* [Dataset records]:

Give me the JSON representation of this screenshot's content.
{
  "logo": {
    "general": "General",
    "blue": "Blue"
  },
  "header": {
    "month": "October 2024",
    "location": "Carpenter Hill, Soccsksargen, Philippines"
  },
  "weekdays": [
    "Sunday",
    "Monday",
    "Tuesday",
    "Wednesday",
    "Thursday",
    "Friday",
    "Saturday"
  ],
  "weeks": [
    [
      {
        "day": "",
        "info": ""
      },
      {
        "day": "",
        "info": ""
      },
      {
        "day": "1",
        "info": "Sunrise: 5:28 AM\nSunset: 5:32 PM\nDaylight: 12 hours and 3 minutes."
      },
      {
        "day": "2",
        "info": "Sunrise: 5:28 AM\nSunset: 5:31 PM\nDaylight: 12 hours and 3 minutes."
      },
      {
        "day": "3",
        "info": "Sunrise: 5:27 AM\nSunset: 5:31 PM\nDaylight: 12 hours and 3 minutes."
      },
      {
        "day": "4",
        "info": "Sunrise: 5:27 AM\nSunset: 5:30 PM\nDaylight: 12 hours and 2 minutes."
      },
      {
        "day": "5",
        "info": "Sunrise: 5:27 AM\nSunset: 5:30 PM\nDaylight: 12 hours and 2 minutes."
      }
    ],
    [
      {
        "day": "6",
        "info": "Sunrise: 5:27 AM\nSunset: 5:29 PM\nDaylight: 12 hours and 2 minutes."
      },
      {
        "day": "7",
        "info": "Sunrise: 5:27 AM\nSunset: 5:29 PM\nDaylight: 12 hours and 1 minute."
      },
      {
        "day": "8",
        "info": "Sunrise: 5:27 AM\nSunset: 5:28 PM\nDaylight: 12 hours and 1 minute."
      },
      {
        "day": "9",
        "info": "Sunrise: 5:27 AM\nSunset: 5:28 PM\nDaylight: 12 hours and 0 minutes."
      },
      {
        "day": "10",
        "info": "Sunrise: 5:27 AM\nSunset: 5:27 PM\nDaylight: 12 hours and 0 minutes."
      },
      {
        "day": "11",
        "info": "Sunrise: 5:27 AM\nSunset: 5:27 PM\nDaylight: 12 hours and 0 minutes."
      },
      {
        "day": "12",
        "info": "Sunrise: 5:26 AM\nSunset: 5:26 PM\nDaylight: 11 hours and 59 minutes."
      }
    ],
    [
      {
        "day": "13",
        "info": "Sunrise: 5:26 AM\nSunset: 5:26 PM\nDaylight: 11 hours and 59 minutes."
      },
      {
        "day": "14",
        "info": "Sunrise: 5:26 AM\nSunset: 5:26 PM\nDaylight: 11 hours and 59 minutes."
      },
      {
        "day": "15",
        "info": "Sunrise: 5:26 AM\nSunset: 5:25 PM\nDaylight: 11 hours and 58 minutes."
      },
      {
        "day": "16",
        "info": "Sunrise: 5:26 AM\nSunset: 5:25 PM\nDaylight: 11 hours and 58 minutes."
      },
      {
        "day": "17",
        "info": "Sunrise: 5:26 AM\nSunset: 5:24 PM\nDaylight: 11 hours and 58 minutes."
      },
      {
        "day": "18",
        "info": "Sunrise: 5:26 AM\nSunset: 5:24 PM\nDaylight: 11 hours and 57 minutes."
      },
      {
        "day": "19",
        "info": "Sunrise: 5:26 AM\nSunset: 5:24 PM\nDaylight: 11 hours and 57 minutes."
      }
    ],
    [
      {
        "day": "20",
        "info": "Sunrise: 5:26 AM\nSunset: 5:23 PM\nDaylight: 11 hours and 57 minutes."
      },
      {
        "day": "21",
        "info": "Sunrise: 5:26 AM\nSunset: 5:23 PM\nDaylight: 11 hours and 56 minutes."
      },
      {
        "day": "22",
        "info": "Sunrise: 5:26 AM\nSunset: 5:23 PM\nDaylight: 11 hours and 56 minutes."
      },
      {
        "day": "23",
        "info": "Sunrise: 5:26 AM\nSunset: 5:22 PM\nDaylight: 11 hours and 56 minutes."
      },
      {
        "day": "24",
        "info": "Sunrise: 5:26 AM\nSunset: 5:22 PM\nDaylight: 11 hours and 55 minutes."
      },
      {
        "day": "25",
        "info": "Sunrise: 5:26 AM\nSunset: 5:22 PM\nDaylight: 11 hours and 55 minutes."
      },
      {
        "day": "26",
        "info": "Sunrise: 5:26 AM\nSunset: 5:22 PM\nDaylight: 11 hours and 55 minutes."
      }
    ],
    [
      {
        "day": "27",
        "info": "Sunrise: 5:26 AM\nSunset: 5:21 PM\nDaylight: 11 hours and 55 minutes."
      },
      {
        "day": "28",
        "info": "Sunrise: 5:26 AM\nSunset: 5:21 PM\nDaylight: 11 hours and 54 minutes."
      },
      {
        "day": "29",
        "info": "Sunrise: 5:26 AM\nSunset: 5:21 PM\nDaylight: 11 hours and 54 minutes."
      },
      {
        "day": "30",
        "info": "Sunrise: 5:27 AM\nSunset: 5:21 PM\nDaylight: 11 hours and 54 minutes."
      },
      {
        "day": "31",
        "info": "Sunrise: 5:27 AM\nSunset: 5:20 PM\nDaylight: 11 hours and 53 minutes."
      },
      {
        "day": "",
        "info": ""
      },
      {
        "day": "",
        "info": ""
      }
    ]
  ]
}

* [Problem to solve]:
Print the listing above in full, exactly as it is.

* [Result]:
Give me the JSON representation of this screenshot's content.
{
  "logo": {
    "general": "General",
    "blue": "Blue"
  },
  "header": {
    "month": "October 2024",
    "location": "Carpenter Hill, Soccsksargen, Philippines"
  },
  "weekdays": [
    "Sunday",
    "Monday",
    "Tuesday",
    "Wednesday",
    "Thursday",
    "Friday",
    "Saturday"
  ],
  "weeks": [
    [
      {
        "day": "",
        "info": ""
      },
      {
        "day": "",
        "info": ""
      },
      {
        "day": "1",
        "info": "Sunrise: 5:28 AM\nSunset: 5:32 PM\nDaylight: 12 hours and 3 minutes."
      },
      {
        "day": "2",
        "info": "Sunrise: 5:28 AM\nSunset: 5:31 PM\nDaylight: 12 hours and 3 minutes."
      },
      {
        "day": "3",
        "info": "Sunrise: 5:27 AM\nSunset: 5:31 PM\nDaylight: 12 hours and 3 minutes."
      },
      {
        "day": "4",
        "info": "Sunrise: 5:27 AM\nSunset: 5:30 PM\nDaylight: 12 hours and 2 minutes."
      },
      {
        "day": "5",
        "info": "Sunrise: 5:27 AM\nSunset: 5:30 PM\nDaylight: 12 hours and 2 minutes."
      }
    ],
    [
      {
        "day": "6",
        "info": "Sunrise: 5:27 AM\nSunset: 5:29 PM\nDaylight: 12 hours and 2 minutes."
      },
      {
        "day": "7",
        "info": "Sunrise: 5:27 AM\nSunset: 5:29 PM\nDaylight: 12 hours and 1 minute."
      },
      {
        "day": "8",
        "info": "Sunrise: 5:27 AM\nSunset: 5:28 PM\nDaylight: 12 hours and 1 minute."
      },
      {
        "day": "9",
        "info": "Sunrise: 5:27 AM\nSunset: 5:28 PM\nDaylight: 12 hours and 0 minutes."
      },
      {
        "day": "10",
        "info": "Sunrise: 5:27 AM\nSunset: 5:27 PM\nDaylight: 12 hours and 0 minutes."
      },
      {
        "day": "11",
        "info": "Sunrise: 5:27 AM\nSunset: 5:27 PM\nDaylight: 12 hours and 0 minutes."
      },
      {
        "day": "12",
        "info": "Sunrise: 5:26 AM\nSunset: 5:26 PM\nDaylight: 11 hours and 59 minutes."
      }
    ],
    [
      {
        "day": "13",
        "info": "Sunrise: 5:26 AM\nSunset: 5:26 PM\nDaylight: 11 hours and 59 minutes."
      },
      {
        "day": "14",
        "info": "Sunrise: 5:26 AM\nSunset: 5:26 PM\nDaylight: 11 hours and 59 minutes."
      },
      {
        "day": "15",
        "info": "Sunrise: 5:26 AM\nSunset: 5:25 PM\nDaylight: 11 hours and 58 minutes."
      },
      {
        "day": "16",
        "info": "Sunrise: 5:26 AM\nSunset: 5:25 PM\nDaylight: 11 hours and 58 minutes."
      },
      {
        "day": "17",
        "info": "Sunrise: 5:26 AM\nSunset: 5:24 PM\nDaylight: 11 hours and 58 minutes."
      },
      {
        "day": "18",
        "info": "Sunrise: 5:26 AM\nSunset: 5:24 PM\nDaylight: 11 hours and 57 minutes."
      },
      {
        "day": "19",
        "info": "Sunrise: 5:26 AM\nSunset: 5:24 PM\nDaylight: 11 hours and 57 minutes."
      }
    ],
    [
      {
        "day": "20",
        "info": "Sunrise: 5:26 AM\nSunset: 5:23 PM\nDaylight: 11 hours and 57 minutes."
      },
      {
        "day": "21",
        "info": "Sunrise: 5:26 AM\nSunset: 5:23 PM\nDaylight: 11 hours and 56 minutes."
      },
      {
        "day": "22",
        "info": "Sunrise: 5:26 AM\nSunset: 5:23 PM\nDaylight: 11 hours and 56 minutes."
      },
      {
        "day": "23",
        "info": "Sunrise: 5:26 AM\nSunset: 5:22 PM\nDaylight: 11 hours and 56 minutes."
      },
      {
        "day": "24",
        "info": "Sunrise: 5:26 AM\nSunset: 5:22 PM\nDaylight: 11 hours and 55 minutes."
      },
      {
        "day": "25",
        "info": "Sunrise: 5:26 AM\nSunset: 5:22 PM\nDaylight: 11 hours and 55 minutes."
      },
      {
        "day": "26",
        "info": "Sunrise: 5:26 AM\nSunset: 5:22 PM\nDaylight: 11 hours and 55 minutes."
      }
    ],
    [
      {
        "day": "27",
        "info": "Sunrise: 5:26 AM\nSunset: 5:21 PM\nDaylight: 11 hours and 55 minutes."
      },
      {
        "day": "28",
        "info": "Sunrise: 5:26 AM\nSunset: 5:21 PM\nDaylight: 11 hours and 54 minutes."
      },
      {
        "day": "29",
        "info": "Sunrise: 5:26 AM\nSunset: 5:21 PM\nDaylight: 11 hours and 54 minutes."
      },
      {
        "day": "30",
        "info": "Sunrise: 5:27 AM\nSunset: 5:21 PM\nDaylight: 11 hours and 54 minutes."
      },
      {
        "day": "31",
        "info": "Sunrise: 5:27 AM\nSunset: 5:20 PM\nDaylight: 11 hours and 53 minutes."
      },
      {
        "day": "",
        "info": ""
      },
      {
        "day": "",
        "info": ""
      }
    ]
  ]
}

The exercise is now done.